### WORK TO BE COMPLETED
Retype each line exactly. Skip images.

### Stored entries
···

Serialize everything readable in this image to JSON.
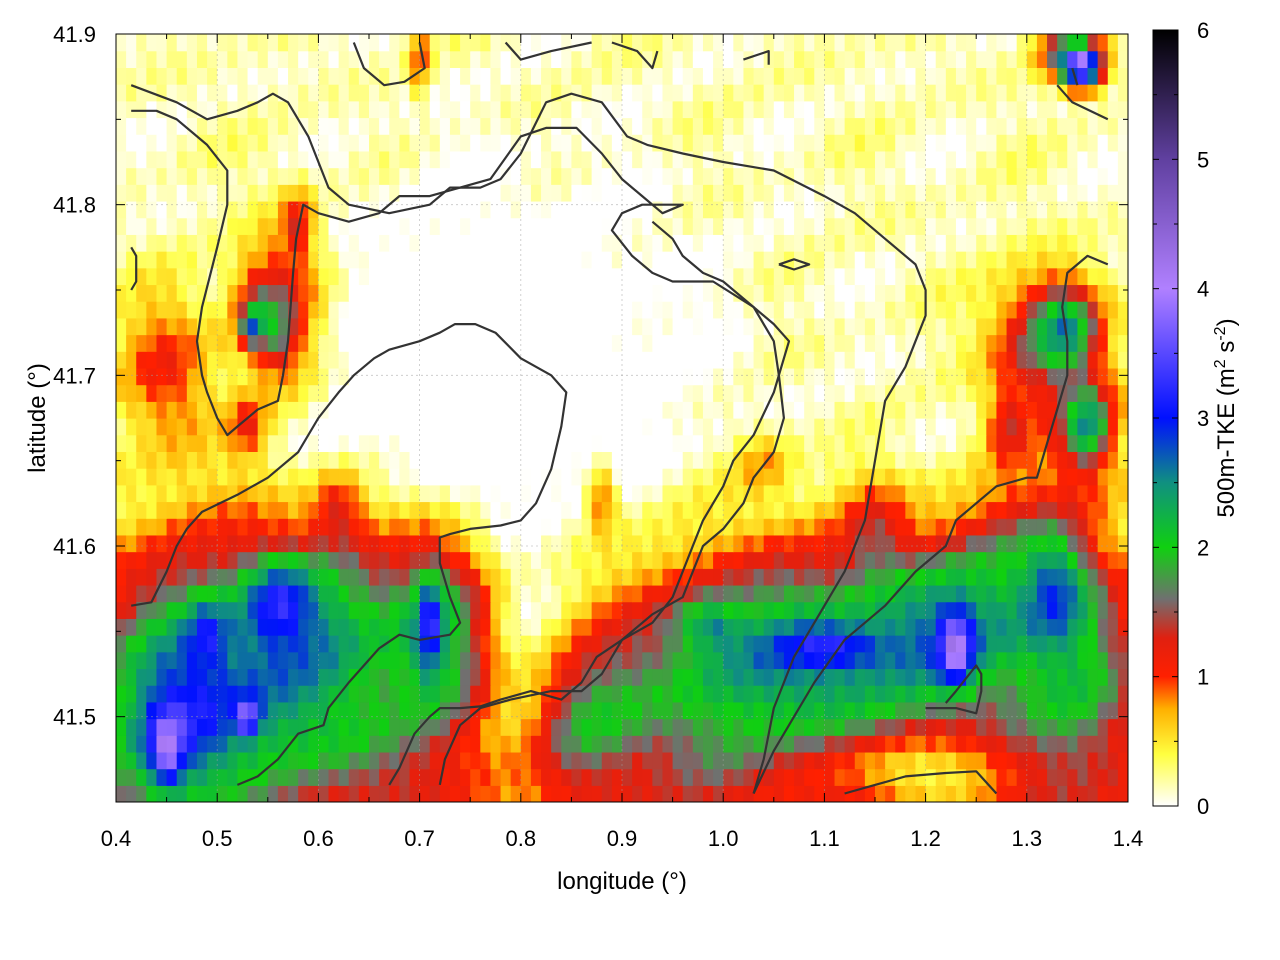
{
  "chart_data": {
    "type": "heatmap",
    "title": "",
    "xlabel": "longitude (°)",
    "ylabel": "latitude (°)",
    "xlim": [
      0.4,
      1.4
    ],
    "ylim": [
      41.45,
      41.9
    ],
    "x_ticks": [
      "0.4",
      "0.5",
      "0.6",
      "0.7",
      "0.8",
      "0.9",
      "1.0",
      "1.1",
      "1.2",
      "1.3",
      "1.4"
    ],
    "y_ticks": [
      "41.5",
      "41.6",
      "41.7",
      "41.8",
      "41.9"
    ],
    "grid": true,
    "colorbar": {
      "label_prefix": "500m-TKE (m",
      "sup1": "2",
      "mid": " s",
      "sup2": "-2",
      "suffix": ")",
      "range": [
        0,
        6
      ],
      "ticks": [
        "0",
        "1",
        "2",
        "3",
        "4",
        "5",
        "6"
      ],
      "colors": [
        {
          "v": 0.0,
          "c": "#ffffff"
        },
        {
          "v": 0.4,
          "c": "#ffff40"
        },
        {
          "v": 0.75,
          "c": "#ffb000"
        },
        {
          "v": 1.0,
          "c": "#ff2000"
        },
        {
          "v": 1.3,
          "c": "#e02010"
        },
        {
          "v": 1.6,
          "c": "#707070"
        },
        {
          "v": 2.0,
          "c": "#10d010"
        },
        {
          "v": 2.5,
          "c": "#109080"
        },
        {
          "v": 3.0,
          "c": "#0010ff"
        },
        {
          "v": 4.0,
          "c": "#b080ff"
        },
        {
          "v": 5.0,
          "c": "#6040a0"
        },
        {
          "v": 6.0,
          "c": "#000000"
        }
      ]
    },
    "contour_color": "#333333"
  }
}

···

### PROBLEM SOLUTION
Serialize everything readable in this image to JSON.
{
  "chart_data": {
    "type": "heatmap",
    "title": "",
    "xlabel": "longitude (°)",
    "ylabel": "latitude (°)",
    "xlim": [
      0.4,
      1.4
    ],
    "ylim": [
      41.45,
      41.9
    ],
    "x_ticks": [
      "0.4",
      "0.5",
      "0.6",
      "0.7",
      "0.8",
      "0.9",
      "1.0",
      "1.1",
      "1.2",
      "1.3",
      "1.4"
    ],
    "y_ticks": [
      "41.5",
      "41.6",
      "41.7",
      "41.8",
      "41.9"
    ],
    "grid": true,
    "colorbar": {
      "label_prefix": "500m-TKE (m",
      "sup1": "2",
      "mid": " s",
      "sup2": "-2",
      "suffix": ")",
      "range": [
        0,
        6
      ],
      "ticks": [
        "0",
        "1",
        "2",
        "3",
        "4",
        "5",
        "6"
      ],
      "colors": [
        {
          "v": 0.0,
          "c": "#ffffff"
        },
        {
          "v": 0.4,
          "c": "#ffff40"
        },
        {
          "v": 0.75,
          "c": "#ffb000"
        },
        {
          "v": 1.0,
          "c": "#ff2000"
        },
        {
          "v": 1.3,
          "c": "#e02010"
        },
        {
          "v": 1.6,
          "c": "#707070"
        },
        {
          "v": 2.0,
          "c": "#10d010"
        },
        {
          "v": 2.5,
          "c": "#109080"
        },
        {
          "v": 3.0,
          "c": "#0010ff"
        },
        {
          "v": 4.0,
          "c": "#b080ff"
        },
        {
          "v": 5.0,
          "c": "#6040a0"
        },
        {
          "v": 6.0,
          "c": "#000000"
        }
      ]
    },
    "contour_color": "#333333"
  }
}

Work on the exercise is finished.